● **Given instruction**: Pull each line holding the word "Seismological" from the data.
start Recorded data
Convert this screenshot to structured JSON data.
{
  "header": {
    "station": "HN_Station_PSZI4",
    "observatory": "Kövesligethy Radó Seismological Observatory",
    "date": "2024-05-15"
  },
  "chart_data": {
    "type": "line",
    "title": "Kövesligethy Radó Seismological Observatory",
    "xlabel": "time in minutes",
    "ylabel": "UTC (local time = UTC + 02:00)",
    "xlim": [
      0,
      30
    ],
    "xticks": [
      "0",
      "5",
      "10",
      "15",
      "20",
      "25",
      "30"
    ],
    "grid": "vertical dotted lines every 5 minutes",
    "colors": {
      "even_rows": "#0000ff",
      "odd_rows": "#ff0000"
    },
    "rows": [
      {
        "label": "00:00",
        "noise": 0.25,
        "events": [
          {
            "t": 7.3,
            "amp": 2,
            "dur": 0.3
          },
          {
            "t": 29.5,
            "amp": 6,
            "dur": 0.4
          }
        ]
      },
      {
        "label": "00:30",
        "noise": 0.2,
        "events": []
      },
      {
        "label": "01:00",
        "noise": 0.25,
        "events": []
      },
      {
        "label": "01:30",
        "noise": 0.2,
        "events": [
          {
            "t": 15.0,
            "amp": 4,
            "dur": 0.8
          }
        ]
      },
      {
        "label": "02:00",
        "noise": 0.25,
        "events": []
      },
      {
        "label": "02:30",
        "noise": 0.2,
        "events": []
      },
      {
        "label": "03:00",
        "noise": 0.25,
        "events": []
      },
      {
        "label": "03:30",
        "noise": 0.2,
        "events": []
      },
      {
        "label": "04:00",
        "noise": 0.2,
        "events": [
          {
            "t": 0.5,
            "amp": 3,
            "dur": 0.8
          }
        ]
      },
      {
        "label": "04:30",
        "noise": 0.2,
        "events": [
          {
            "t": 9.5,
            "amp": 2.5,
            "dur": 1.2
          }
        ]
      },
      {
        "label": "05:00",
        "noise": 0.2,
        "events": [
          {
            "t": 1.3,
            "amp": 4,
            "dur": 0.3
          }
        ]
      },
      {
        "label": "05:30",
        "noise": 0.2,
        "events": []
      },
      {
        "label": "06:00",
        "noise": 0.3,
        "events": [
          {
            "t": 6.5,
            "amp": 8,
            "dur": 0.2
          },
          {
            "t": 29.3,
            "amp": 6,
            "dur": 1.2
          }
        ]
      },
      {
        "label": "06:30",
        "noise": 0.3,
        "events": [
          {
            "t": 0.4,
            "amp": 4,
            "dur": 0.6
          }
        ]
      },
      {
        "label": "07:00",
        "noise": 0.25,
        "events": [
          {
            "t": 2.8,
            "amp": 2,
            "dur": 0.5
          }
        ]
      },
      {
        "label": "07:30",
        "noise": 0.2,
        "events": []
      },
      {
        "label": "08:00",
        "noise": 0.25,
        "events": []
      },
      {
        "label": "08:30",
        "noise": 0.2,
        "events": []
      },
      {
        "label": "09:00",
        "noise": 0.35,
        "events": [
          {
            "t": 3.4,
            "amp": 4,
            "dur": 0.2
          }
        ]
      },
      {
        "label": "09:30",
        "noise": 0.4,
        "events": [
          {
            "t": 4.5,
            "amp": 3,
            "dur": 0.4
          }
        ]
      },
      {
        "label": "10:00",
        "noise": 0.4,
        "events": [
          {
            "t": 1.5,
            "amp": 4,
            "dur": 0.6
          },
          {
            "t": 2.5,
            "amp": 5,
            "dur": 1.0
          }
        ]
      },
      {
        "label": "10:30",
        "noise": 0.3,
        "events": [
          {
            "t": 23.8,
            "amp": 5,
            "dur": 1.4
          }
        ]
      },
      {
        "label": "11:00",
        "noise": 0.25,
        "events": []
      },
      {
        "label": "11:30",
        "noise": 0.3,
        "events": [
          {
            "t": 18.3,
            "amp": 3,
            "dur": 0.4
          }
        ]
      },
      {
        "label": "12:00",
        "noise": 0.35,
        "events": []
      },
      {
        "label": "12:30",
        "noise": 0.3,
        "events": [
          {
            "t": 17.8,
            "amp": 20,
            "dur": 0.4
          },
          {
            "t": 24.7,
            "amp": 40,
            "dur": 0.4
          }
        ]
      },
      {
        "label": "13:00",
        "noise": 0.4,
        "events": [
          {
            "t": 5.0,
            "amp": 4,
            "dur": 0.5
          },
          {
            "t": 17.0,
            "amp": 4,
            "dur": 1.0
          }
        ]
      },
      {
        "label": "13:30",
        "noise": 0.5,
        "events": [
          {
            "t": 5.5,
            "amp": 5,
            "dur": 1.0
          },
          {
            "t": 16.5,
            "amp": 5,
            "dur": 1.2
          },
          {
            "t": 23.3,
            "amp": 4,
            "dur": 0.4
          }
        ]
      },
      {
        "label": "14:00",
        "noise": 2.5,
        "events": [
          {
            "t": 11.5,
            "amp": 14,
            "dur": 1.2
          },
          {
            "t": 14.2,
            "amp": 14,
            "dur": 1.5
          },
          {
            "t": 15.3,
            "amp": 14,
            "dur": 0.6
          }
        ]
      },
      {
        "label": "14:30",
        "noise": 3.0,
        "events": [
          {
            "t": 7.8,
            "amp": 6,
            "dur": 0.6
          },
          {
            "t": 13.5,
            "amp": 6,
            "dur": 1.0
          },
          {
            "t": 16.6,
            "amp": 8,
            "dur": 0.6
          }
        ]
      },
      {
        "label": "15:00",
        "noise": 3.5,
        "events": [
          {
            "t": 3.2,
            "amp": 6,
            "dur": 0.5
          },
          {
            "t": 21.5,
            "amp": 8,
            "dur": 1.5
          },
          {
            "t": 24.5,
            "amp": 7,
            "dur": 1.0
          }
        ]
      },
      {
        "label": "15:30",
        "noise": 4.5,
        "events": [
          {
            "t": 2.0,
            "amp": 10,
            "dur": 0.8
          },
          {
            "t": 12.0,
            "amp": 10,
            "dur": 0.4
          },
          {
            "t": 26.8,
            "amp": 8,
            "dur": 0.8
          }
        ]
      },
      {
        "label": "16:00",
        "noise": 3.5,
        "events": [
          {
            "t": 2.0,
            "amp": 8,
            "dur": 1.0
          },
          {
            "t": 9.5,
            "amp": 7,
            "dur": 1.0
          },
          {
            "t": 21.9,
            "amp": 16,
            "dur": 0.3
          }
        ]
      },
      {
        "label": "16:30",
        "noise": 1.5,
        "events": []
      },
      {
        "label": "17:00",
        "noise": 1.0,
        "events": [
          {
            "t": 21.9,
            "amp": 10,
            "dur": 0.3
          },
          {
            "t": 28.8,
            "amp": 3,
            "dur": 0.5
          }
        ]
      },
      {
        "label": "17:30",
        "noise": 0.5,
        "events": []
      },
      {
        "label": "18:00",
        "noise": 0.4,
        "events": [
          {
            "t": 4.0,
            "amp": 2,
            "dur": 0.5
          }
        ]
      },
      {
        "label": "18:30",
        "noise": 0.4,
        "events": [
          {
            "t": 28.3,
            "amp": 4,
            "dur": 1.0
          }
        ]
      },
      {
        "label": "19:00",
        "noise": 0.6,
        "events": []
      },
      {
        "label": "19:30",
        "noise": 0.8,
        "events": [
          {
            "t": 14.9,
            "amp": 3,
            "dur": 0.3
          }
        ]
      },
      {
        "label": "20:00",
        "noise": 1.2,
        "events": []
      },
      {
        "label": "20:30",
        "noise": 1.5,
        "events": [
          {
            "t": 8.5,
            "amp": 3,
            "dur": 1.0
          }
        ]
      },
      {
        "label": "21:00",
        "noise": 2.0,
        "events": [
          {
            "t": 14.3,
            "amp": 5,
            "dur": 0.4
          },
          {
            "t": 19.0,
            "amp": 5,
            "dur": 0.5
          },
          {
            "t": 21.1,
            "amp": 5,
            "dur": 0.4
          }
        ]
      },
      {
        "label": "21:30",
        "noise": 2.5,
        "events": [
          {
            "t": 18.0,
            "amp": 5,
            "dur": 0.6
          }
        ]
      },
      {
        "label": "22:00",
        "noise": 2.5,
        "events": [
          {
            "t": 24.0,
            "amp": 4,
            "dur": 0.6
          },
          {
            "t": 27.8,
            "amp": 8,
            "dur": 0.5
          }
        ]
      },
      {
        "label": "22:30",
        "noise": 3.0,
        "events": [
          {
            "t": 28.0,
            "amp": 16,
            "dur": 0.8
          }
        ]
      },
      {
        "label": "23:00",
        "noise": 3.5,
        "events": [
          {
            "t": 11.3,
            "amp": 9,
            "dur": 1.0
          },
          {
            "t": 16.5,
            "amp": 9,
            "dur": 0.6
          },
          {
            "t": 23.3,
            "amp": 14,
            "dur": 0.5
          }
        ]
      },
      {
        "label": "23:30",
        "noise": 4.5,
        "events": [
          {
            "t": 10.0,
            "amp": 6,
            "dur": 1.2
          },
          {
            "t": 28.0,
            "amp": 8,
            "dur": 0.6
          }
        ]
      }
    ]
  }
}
end Recorded data
● **Finished answer**:
    "observatory": "Kövesligethy Radó Seismological Observatory",
    "title": "Kövesligethy Radó Seismological Observatory",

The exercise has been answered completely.